[begin GIVEN DATA]
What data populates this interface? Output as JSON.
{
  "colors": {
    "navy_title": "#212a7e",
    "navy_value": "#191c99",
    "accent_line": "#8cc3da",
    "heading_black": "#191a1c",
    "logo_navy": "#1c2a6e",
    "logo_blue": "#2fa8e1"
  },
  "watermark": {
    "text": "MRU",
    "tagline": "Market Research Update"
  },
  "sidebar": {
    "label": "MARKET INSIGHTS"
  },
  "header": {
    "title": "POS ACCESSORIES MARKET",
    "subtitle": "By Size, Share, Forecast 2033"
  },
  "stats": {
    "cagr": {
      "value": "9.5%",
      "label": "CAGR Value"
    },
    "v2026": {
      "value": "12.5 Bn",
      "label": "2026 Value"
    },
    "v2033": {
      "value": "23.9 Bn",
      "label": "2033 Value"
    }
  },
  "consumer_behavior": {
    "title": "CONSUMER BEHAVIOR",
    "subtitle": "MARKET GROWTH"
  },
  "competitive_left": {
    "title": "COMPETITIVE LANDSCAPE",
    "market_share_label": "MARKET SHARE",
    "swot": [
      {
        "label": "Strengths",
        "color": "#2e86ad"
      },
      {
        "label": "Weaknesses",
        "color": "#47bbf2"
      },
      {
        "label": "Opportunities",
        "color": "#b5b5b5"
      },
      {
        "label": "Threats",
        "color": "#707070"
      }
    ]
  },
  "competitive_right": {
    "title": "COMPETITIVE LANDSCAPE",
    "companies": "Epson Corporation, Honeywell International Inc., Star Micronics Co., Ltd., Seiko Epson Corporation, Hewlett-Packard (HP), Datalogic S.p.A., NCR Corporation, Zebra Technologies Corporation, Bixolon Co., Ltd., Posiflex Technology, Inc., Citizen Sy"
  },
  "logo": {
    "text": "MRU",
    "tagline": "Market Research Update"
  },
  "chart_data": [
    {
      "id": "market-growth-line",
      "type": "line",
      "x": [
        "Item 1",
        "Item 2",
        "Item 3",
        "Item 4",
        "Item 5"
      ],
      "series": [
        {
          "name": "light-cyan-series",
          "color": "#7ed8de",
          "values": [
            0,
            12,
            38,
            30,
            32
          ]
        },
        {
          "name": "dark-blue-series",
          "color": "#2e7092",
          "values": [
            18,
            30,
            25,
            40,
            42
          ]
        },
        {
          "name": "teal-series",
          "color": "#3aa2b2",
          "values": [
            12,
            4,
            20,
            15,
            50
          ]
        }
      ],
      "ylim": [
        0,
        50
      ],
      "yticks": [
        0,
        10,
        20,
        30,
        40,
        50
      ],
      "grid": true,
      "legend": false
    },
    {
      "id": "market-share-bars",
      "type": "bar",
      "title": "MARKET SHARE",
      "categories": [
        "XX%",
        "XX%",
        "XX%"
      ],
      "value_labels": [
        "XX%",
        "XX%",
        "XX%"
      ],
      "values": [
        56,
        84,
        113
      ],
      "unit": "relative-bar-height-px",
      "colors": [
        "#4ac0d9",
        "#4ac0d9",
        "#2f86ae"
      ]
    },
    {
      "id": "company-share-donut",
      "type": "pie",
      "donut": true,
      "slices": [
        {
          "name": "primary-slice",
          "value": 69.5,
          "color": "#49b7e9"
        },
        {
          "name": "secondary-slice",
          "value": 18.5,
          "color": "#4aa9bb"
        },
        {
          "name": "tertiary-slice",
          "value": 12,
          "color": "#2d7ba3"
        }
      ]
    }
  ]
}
[end GIVEN DATA]
YOUR TASK: Reproduce every record, matching each line exactly.

EXERCISE OUTPUT:
What data populates this interface? Output as JSON.
{
  "colors": {
    "navy_title": "#212a7e",
    "navy_value": "#191c99",
    "accent_line": "#8cc3da",
    "heading_black": "#191a1c",
    "logo_navy": "#1c2a6e",
    "logo_blue": "#2fa8e1"
  },
  "watermark": {
    "text": "MRU",
    "tagline": "Market Research Update"
  },
  "sidebar": {
    "label": "MARKET INSIGHTS"
  },
  "header": {
    "title": "POS ACCESSORIES MARKET",
    "subtitle": "By Size, Share, Forecast 2033"
  },
  "stats": {
    "cagr": {
      "value": "9.5%",
      "label": "CAGR Value"
    },
    "v2026": {
      "value": "12.5 Bn",
      "label": "2026 Value"
    },
    "v2033": {
      "value": "23.9 Bn",
      "label": "2033 Value"
    }
  },
  "consumer_behavior": {
    "title": "CONSUMER BEHAVIOR",
    "subtitle": "MARKET GROWTH"
  },
  "competitive_left": {
    "title": "COMPETITIVE LANDSCAPE",
    "market_share_label": "MARKET SHARE",
    "swot": [
      {
        "label": "Strengths",
        "color": "#2e86ad"
      },
      {
        "label": "Weaknesses",
        "color": "#47bbf2"
      },
      {
        "label": "Opportunities",
        "color": "#b5b5b5"
      },
      {
        "label": "Threats",
        "color": "#707070"
      }
    ]
  },
  "competitive_right": {
    "title": "COMPETITIVE LANDSCAPE",
    "companies": "Epson Corporation, Honeywell International Inc., Star Micronics Co., Ltd., Seiko Epson Corporation, Hewlett-Packard (HP), Datalogic S.p.A., NCR Corporation, Zebra Technologies Corporation, Bixolon Co., Ltd., Posiflex Technology, Inc., Citizen Sy"
  },
  "logo": {
    "text": "MRU",
    "tagline": "Market Research Update"
  },
  "chart_data": [
    {
      "id": "market-growth-line",
      "type": "line",
      "x": [
        "Item 1",
        "Item 2",
        "Item 3",
        "Item 4",
        "Item 5"
      ],
      "series": [
        {
          "name": "light-cyan-series",
          "color": "#7ed8de",
          "values": [
            0,
            12,
            38,
            30,
            32
          ]
        },
        {
          "name": "dark-blue-series",
          "color": "#2e7092",
          "values": [
            18,
            30,
            25,
            40,
            42
          ]
        },
        {
          "name": "teal-series",
          "color": "#3aa2b2",
          "values": [
            12,
            4,
            20,
            15,
            50
          ]
        }
      ],
      "ylim": [
        0,
        50
      ],
      "yticks": [
        0,
        10,
        20,
        30,
        40,
        50
      ],
      "grid": true,
      "legend": false
    },
    {
      "id": "market-share-bars",
      "type": "bar",
      "title": "MARKET SHARE",
      "categories": [
        "XX%",
        "XX%",
        "XX%"
      ],
      "value_labels": [
        "XX%",
        "XX%",
        "XX%"
      ],
      "values": [
        56,
        84,
        113
      ],
      "unit": "relative-bar-height-px",
      "colors": [
        "#4ac0d9",
        "#4ac0d9",
        "#2f86ae"
      ]
    },
    {
      "id": "company-share-donut",
      "type": "pie",
      "donut": true,
      "slices": [
        {
          "name": "primary-slice",
          "value": 69.5,
          "color": "#49b7e9"
        },
        {
          "name": "secondary-slice",
          "value": 18.5,
          "color": "#4aa9bb"
        },
        {
          "name": "tertiary-slice",
          "value": 12,
          "color": "#2d7ba3"
        }
      ]
    }
  ]
}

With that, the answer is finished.